● Exercise brief: Search the material for the word "Heliocentric" and report each line where it turns up.

● Material for this task:
· · ·

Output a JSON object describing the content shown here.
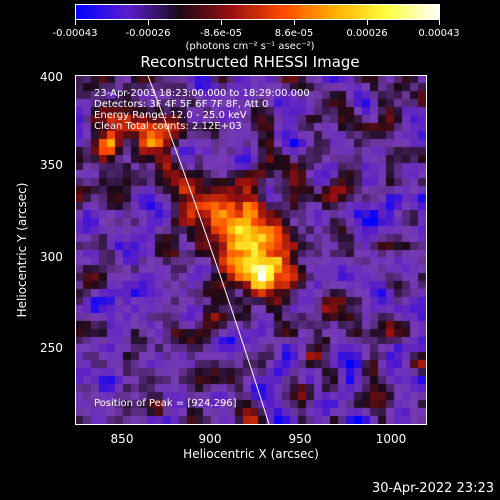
{
  "colorbar": {
    "tick_labels": [
      "-0.00043",
      "-0.00026",
      "-8.6e-05",
      "8.6e-05",
      "0.00026",
      "0.00043"
    ],
    "units": "(photons cm⁻² s⁻¹ asec⁻²)",
    "colors": [
      "#0000ff",
      "#5a1ecf",
      "#1a0a18",
      "#9a1010",
      "#ff4a00",
      "#ffb000",
      "#ffff40",
      "#ffffff"
    ]
  },
  "title": "Reconstructed RHESSI Image",
  "info": {
    "line1": "23-Apr-2003 18:23:00.000 to 18:29:00.000",
    "line2": "Detectors: 3F 4F 5F 6F 7F 8F, Att 0",
    "line3": "Energy Range: 12.0 - 25.0 keV",
    "line4": "Clean    Total counts: 2.12E+03",
    "peak": "Position of Peak = [924,296]"
  },
  "axes": {
    "xlabel": "Heliocentric X (arcsec)",
    "ylabel": "Heliocentric Y (arcsec)",
    "x_ticks": [
      "850",
      "900",
      "950",
      "1000"
    ],
    "y_ticks": [
      "400",
      "350",
      "300",
      "250"
    ],
    "xlim": [
      825,
      1015
    ],
    "ylim": [
      205,
      400
    ]
  },
  "peak_position": [
    924,
    296
  ],
  "timestamp": "30-Apr-2022 23:23"
}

· · ·

● Reply:
    "xlabel": "Heliocentric X (arcsec)",
    "ylabel": "Heliocentric Y (arcsec)",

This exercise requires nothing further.